_YANG HARUS DIKERJAKAN:_ Seperti apa bunyi entri dari awal hingga baris yang memuat "- footer-recommend: We", termasuk baris itu, jika "Ethernet port" diganti dengan "LAN port" dan selebihnya tidak diubah?

===== DAFTAR ENTRI =====

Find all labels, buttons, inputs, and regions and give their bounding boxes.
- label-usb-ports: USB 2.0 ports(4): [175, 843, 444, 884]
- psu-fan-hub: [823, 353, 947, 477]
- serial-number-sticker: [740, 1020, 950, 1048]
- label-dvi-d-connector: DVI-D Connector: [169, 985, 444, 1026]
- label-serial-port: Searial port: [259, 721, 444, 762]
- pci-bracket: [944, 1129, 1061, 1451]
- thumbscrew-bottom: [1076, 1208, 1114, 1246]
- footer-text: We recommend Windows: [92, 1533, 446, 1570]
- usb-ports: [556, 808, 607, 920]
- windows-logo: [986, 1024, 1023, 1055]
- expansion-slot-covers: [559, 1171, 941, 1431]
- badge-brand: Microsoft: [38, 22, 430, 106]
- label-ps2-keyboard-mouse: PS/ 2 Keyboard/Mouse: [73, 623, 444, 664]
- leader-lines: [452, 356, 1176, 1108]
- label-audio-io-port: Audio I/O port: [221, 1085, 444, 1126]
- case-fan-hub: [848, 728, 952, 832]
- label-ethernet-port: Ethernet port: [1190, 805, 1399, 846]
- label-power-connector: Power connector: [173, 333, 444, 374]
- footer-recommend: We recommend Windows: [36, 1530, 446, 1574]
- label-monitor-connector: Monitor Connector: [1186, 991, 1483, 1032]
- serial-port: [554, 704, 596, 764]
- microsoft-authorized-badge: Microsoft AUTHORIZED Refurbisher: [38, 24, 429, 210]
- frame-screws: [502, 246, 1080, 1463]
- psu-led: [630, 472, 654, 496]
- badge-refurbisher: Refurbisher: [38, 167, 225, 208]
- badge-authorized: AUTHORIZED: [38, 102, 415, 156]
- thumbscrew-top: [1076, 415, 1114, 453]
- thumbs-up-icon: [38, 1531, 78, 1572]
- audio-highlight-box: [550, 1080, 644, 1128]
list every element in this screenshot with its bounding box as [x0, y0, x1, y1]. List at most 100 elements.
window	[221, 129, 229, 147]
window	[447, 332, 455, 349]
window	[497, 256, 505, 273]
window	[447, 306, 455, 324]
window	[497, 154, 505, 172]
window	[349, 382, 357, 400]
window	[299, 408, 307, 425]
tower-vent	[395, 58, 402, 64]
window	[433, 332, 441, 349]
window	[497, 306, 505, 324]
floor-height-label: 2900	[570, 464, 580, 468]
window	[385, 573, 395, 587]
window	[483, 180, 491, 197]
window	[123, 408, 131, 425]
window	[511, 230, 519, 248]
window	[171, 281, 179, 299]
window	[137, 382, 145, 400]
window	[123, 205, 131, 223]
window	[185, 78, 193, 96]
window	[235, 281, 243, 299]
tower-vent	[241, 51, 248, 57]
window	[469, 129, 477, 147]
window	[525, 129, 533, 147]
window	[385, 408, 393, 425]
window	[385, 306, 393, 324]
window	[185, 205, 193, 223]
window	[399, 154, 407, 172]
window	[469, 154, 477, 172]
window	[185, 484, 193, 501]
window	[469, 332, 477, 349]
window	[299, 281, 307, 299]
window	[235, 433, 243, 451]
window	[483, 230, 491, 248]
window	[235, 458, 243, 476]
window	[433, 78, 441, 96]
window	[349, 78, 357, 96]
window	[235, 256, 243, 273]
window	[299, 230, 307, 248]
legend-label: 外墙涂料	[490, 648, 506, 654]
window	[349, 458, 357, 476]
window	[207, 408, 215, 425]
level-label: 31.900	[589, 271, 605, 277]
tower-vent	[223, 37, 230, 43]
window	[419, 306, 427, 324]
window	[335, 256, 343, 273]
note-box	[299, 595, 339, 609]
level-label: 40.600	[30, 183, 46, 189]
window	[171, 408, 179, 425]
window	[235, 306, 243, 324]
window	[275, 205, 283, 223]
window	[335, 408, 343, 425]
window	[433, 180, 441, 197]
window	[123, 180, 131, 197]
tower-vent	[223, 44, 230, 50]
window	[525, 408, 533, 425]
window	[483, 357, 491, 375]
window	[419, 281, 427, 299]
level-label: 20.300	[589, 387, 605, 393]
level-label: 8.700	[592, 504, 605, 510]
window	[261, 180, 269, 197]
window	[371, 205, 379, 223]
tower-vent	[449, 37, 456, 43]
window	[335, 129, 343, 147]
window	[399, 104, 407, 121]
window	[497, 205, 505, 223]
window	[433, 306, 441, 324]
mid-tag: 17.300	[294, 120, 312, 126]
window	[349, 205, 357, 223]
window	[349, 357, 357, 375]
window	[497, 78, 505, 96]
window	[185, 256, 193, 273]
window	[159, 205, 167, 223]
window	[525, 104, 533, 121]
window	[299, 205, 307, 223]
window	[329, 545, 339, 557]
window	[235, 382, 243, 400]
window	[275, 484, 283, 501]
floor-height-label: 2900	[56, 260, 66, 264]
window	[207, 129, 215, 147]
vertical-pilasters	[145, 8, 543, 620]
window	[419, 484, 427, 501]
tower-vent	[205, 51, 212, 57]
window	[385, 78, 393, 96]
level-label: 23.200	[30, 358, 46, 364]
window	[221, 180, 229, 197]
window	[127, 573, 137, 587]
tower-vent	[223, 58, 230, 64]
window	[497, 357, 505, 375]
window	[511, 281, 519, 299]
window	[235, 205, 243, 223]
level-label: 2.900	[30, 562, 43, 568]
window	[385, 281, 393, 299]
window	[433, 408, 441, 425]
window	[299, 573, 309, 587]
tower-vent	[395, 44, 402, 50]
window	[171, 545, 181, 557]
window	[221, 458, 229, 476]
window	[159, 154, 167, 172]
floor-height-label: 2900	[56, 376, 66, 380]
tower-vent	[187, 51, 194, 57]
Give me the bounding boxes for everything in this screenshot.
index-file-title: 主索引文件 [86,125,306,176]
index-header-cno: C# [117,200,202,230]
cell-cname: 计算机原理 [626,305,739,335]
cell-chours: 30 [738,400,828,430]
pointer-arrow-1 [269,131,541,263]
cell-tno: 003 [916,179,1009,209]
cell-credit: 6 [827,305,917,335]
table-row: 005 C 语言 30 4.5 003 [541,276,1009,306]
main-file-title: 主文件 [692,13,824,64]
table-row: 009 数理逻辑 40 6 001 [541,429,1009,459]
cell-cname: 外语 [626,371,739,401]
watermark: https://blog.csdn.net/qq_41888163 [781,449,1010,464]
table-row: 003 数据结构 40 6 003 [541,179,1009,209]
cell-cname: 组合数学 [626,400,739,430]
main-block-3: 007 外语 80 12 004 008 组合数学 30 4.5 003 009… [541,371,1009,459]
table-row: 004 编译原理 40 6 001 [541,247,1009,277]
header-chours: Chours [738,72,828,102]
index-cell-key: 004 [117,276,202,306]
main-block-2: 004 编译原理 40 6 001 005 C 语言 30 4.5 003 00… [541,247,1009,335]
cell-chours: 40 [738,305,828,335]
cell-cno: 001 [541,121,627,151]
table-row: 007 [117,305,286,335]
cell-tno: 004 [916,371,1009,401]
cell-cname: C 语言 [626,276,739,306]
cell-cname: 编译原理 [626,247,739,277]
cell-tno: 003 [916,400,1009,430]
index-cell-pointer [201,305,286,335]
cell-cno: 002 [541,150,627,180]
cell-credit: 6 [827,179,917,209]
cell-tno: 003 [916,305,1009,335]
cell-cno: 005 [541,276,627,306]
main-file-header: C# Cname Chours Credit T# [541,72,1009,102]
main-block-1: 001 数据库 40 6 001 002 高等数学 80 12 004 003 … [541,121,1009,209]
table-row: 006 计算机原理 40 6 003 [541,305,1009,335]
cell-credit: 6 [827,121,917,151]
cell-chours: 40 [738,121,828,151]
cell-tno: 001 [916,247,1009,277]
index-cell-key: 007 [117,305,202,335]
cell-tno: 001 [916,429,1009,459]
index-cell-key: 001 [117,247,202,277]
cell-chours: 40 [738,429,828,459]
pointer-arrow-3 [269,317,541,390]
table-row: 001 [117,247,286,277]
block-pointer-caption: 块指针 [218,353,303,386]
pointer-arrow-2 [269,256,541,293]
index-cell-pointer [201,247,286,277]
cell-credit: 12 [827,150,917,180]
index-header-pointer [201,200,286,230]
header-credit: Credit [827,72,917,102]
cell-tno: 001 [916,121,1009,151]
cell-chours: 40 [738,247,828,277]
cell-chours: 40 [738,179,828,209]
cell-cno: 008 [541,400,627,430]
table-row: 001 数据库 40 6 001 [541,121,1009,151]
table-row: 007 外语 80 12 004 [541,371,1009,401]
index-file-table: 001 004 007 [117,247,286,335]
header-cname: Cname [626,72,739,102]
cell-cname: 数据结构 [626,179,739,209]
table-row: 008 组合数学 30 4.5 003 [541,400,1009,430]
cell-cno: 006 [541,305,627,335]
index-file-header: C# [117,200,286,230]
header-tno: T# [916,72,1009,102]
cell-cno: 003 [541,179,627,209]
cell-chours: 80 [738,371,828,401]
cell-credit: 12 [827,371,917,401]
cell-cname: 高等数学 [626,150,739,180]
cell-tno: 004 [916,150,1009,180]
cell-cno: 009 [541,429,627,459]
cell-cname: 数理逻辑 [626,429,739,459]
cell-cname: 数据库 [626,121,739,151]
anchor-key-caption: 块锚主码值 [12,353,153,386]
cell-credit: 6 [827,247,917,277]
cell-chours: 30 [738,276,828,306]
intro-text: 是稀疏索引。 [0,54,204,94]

=====

_JAWABAN YANG DIHARAPKAN:_
Find all labels, buttons, inputs, and regions and give their bounding boxes.
- label-usb-ports: USB 2.0 ports(4): [175, 843, 444, 884]
- psu-fan-hub: [823, 353, 947, 477]
- serial-number-sticker: [740, 1020, 950, 1048]
- label-dvi-d-connector: DVI-D Connector: [169, 985, 444, 1026]
- label-serial-port: Searial port: [259, 721, 444, 762]
- pci-bracket: [944, 1129, 1061, 1451]
- thumbscrew-bottom: [1076, 1208, 1114, 1246]
- footer-text: We recommend Windows: [92, 1533, 446, 1570]
- usb-ports: [556, 808, 607, 920]
- windows-logo: [986, 1024, 1023, 1055]
- expansion-slot-covers: [559, 1171, 941, 1431]
- badge-brand: Microsoft: [38, 22, 430, 106]
- label-ps2-keyboard-mouse: PS/ 2 Keyboard/Mouse: [73, 623, 444, 664]
- leader-lines: [452, 356, 1176, 1108]
- label-audio-io-port: Audio I/O port: [221, 1085, 444, 1126]
- case-fan-hub: [848, 728, 952, 832]
- label-ethernet-port: LAN port: [1190, 805, 1399, 846]
- label-power-connector: Power connector: [173, 333, 444, 374]
- footer-recommend: We recommend Windows: [36, 1530, 446, 1574]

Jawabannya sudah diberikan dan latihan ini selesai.